Repeat all of the material below exactly as written, images excluded.

Stored data
## BEGIN
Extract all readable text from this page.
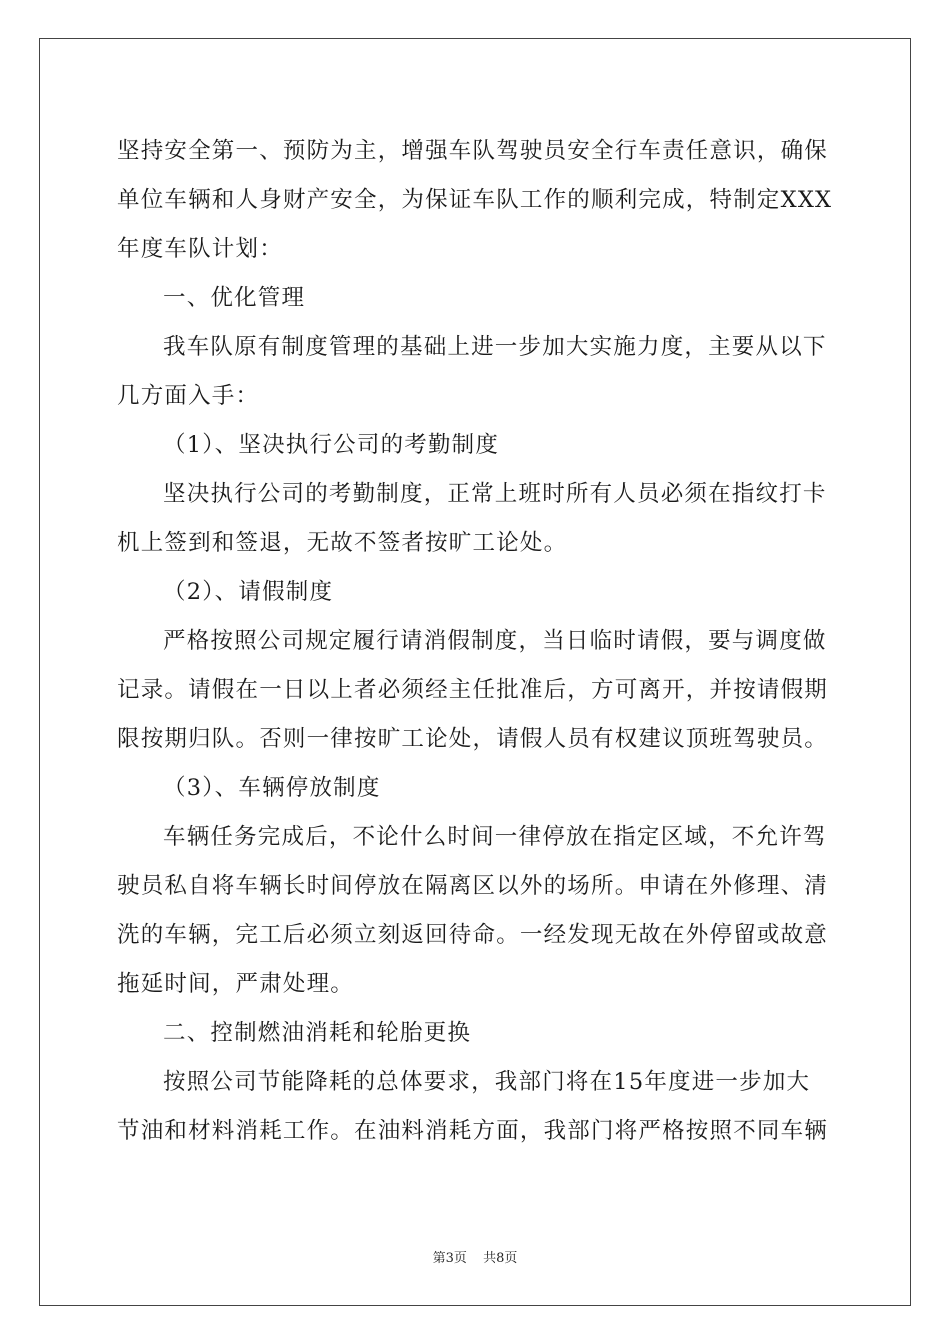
坚持安全第一、预防为主，增强车队驾驶员安全行车责任意识，确保
单位车辆和人身财产安全，为保证车队工作的顺利完成，特制定XXX
年度车队计划：
一、优化管理
我车队原有制度管理的基础上进一步加大实施力度，主要从以下
几方面入手：
（1）、坚决执行公司的考勤制度
坚决执行公司的考勤制度，正常上班时所有人员必须在指纹打卡
机上签到和签退，无故不签者按旷工论处。
（2）、请假制度
严格按照公司规定履行请消假制度，当日临时请假，要与调度做
记录。请假在一日以上者必须经主任批准后，方可离开，并按请假期
限按期归队。否则一律按旷工论处，请假人员有权建议顶班驾驶员。
（3）、车辆停放制度
车辆任务完成后，不论什么时间一律停放在指定区域，不允许驾
驶员私自将车辆长时间停放在隔离区以外的场所。申请在外修理、清
洗的车辆，完工后必须立刻返回待命。一经发现无故在外停留或故意
拖延时间，严肃处理。
二、控制燃油消耗和轮胎更换
按照公司节能降耗的总体要求，我部门将在15年度进一步加大
节油和材料消耗工作。在油料消耗方面，我部门将严格按照不同车辆
第3页 共8页
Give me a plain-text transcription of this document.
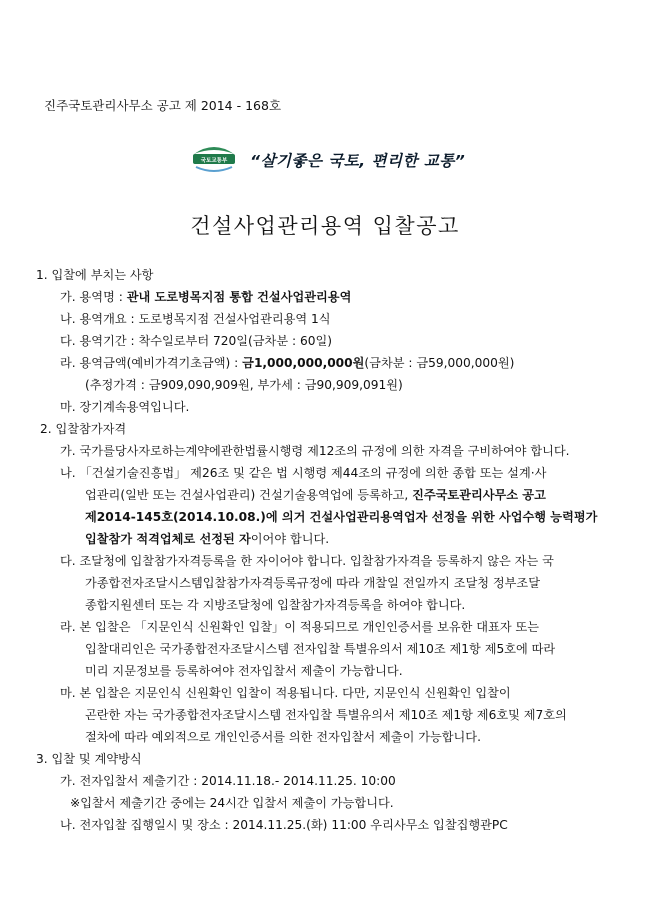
진주국토관리사무소 공고 제 2014 - 168호
국토교통부	“살기좋은 국토, 편리한 교통”
건설사업관리용역 입찰공고
1. 입찰에 부치는 사항
가. 용역명 : 관내 도로병목지점 통합 건설사업관리용역
나. 용역개요 : 도로병목지점 건설사업관리용역 1식
다. 용역기간 : 착수일로부터 720일(금차분 : 60일)
라. 용역금액(예비가격기초금액) : 금1,000,000,000원(금차분 : 금59,000,000원)
(추정가격 : 금909,090,909원, 부가세 : 금90,909,091원)
마. 장기계속용역입니다.
2. 입찰참가자격
가. 국가를당사자로하는계약에관한법률시행령 제12조의 규정에 의한 자격을 구비하여야 합니다.
나. 「건설기술진흥법」 제26조 및 같은 법 시행령 제44조의 규정에 의한 종합 또는 설계·사
업관리(일반 또는 건설사업관리) 건설기술용역업에 등록하고, 진주국토관리사무소 공고
제2014-145호(2014.10.08.)에 의거 건설사업관리용역업자 선정을 위한 사업수행 능력평가
입찰참가 적격업체로 선정된 자이어야 합니다.
다. 조달청에 입찰참가자격등록을 한 자이어야 합니다. 입찰참가자격을 등록하지 않은 자는 국
가종합전자조달시스템입찰참가자격등록규정에 따라 개찰일 전일까지 조달청 정부조달
종합지원센터 또는 각 지방조달청에 입찰참가자격등록을 하여야 합니다.
라. 본 입찰은 「지문인식 신원확인 입찰」이 적용되므로 개인인증서를 보유한 대표자 또는
입찰대리인은 국가종합전자조달시스템 전자입찰 특별유의서 제10조 제1항 제5호에 따라
미리 지문정보를 등록하여야 전자입찰서 제출이 가능합니다.
마. 본 입찰은 지문인식 신원확인 입찰이 적용됩니다. 다만, 지문인식 신원확인 입찰이
곤란한 자는 국가종합전자조달시스템 전자입찰 특별유의서 제10조 제1항 제6호및 제7호의
절차에 따라 예외적으로 개인인증서를 의한 전자입찰서 제출이 가능합니다.
3. 입찰 및 계약방식
가. 전자입찰서 제출기간 : 2014.11.18.- 2014.11.25. 10:00
※입찰서 제출기간 중에는 24시간 입찰서 제출이 가능합니다.
나. 전자입찰 집행일시 및 장소 : 2014.11.25.(화) 11:00 우리사무소 입찰집행관PC
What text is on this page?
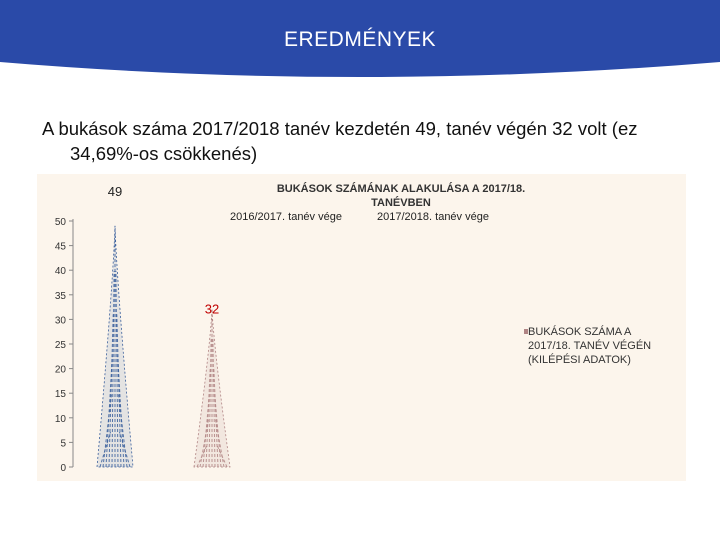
EREDMÉNYEK
A bukások száma 2017/2018 tanév kezdetén 49, tanév végén 32 volt (ez 34,69%-os csökkenés)
0
5
10
15
20
25
30
35
40
45
50
49
32
BUKÁSOK SZÁMÁNAK ALAKULÁSA A 2017/18.
TANÉVBEN
2016/2017. tanév vége	2017/2018. tanév vége
BUKÁSOK SZÁMA A
2017/18. TANÉV VÉGÉN
(KILÉPÉSI ADATOK)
## END
Finished answer
Extract all readable text from this page.
坚持安全第一、预防为主，增强车队驾驶员安全行车责任意识，确保
单位车辆和人身财产安全，为保证车队工作的顺利完成，特制定XXX
年度车队计划：
一、优化管理
我车队原有制度管理的基础上进一步加大实施力度，主要从以下
几方面入手：
（1）、坚决执行公司的考勤制度
坚决执行公司的考勤制度，正常上班时所有人员必须在指纹打卡
机上签到和签退，无故不签者按旷工论处。
（2）、请假制度
严格按照公司规定履行请消假制度，当日临时请假，要与调度做
记录。请假在一日以上者必须经主任批准后，方可离开，并按请假期
限按期归队。否则一律按旷工论处，请假人员有权建议顶班驾驶员。
（3）、车辆停放制度
车辆任务完成后，不论什么时间一律停放在指定区域，不允许驾
驶员私自将车辆长时间停放在隔离区以外的场所。申请在外修理、清
洗的车辆，完工后必须立刻返回待命。一经发现无故在外停留或故意
拖延时间，严肃处理。
二、控制燃油消耗和轮胎更换
按照公司节能降耗的总体要求，我部门将在15年度进一步加大
节油和材料消耗工作。在油料消耗方面，我部门将严格按照不同车辆
第3页 共8页
Give me a plain-text transcription of this document.
진주국토관리사무소 공고 제 2014 - 168호
국토교통부	“살기좋은 국토, 편리한 교통”
건설사업관리용역 입찰공고
1. 입찰에 부치는 사항
가. 용역명 : 관내 도로병목지점 통합 건설사업관리용역
나. 용역개요 : 도로병목지점 건설사업관리용역 1식
다. 용역기간 : 착수일로부터 720일(금차분 : 60일)
라. 용역금액(예비가격기초금액) : 금1,000,000,000원(금차분 : 금59,000,000원)
(추정가격 : 금909,090,909원, 부가세 : 금90,909,091원)
마. 장기계속용역입니다.
2. 입찰참가자격
가. 국가를당사자로하는계약에관한법률시행령 제12조의 규정에 의한 자격을 구비하여야 합니다.
나. 「건설기술진흥법」 제26조 및 같은 법 시행령 제44조의 규정에 의한 종합 또는 설계·사
업관리(일반 또는 건설사업관리) 건설기술용역업에 등록하고, 진주국토관리사무소 공고
제2014-145호(2014.10.08.)에 의거 건설사업관리용역업자 선정을 위한 사업수행 능력평가
입찰참가 적격업체로 선정된 자이어야 합니다.
다. 조달청에 입찰참가자격등록을 한 자이어야 합니다. 입찰참가자격을 등록하지 않은 자는 국
가종합전자조달시스템입찰참가자격등록규정에 따라 개찰일 전일까지 조달청 정부조달
종합지원센터 또는 각 지방조달청에 입찰참가자격등록을 하여야 합니다.
라. 본 입찰은 「지문인식 신원확인 입찰」이 적용되므로 개인인증서를 보유한 대표자 또는
입찰대리인은 국가종합전자조달시스템 전자입찰 특별유의서 제10조 제1항 제5호에 따라
미리 지문정보를 등록하여야 전자입찰서 제출이 가능합니다.
마. 본 입찰은 지문인식 신원확인 입찰이 적용됩니다. 다만, 지문인식 신원확인 입찰이
곤란한 자는 국가종합전자조달시스템 전자입찰 특별유의서 제10조 제1항 제6호및 제7호의
절차에 따라 예외적으로 개인인증서를 의한 전자입찰서 제출이 가능합니다.
3. 입찰 및 계약방식
가. 전자입찰서 제출기간 : 2014.11.18.- 2014.11.25. 10:00
※입찰서 제출기간 중에는 24시간 입찰서 제출이 가능합니다.
나. 전자입찰 집행일시 및 장소 : 2014.11.25.(화) 11:00 우리사무소 입찰집행관PC
What text is on this page?
EREDMÉNYEK
A bukások száma 2017/2018 tanév kezdetén 49, tanév végén 32 volt (ez 34,69%-os csökkenés)
0
5
10
15
20
25
30
35
40
45
50
49
32
BUKÁSOK SZÁMÁNAK ALAKULÁSA A 2017/18.
TANÉVBEN
2016/2017. tanév vége	2017/2018. tanév vége
BUKÁSOK SZÁMA A
2017/18. TANÉV VÉGÉN
(KILÉPÉSI ADATOK)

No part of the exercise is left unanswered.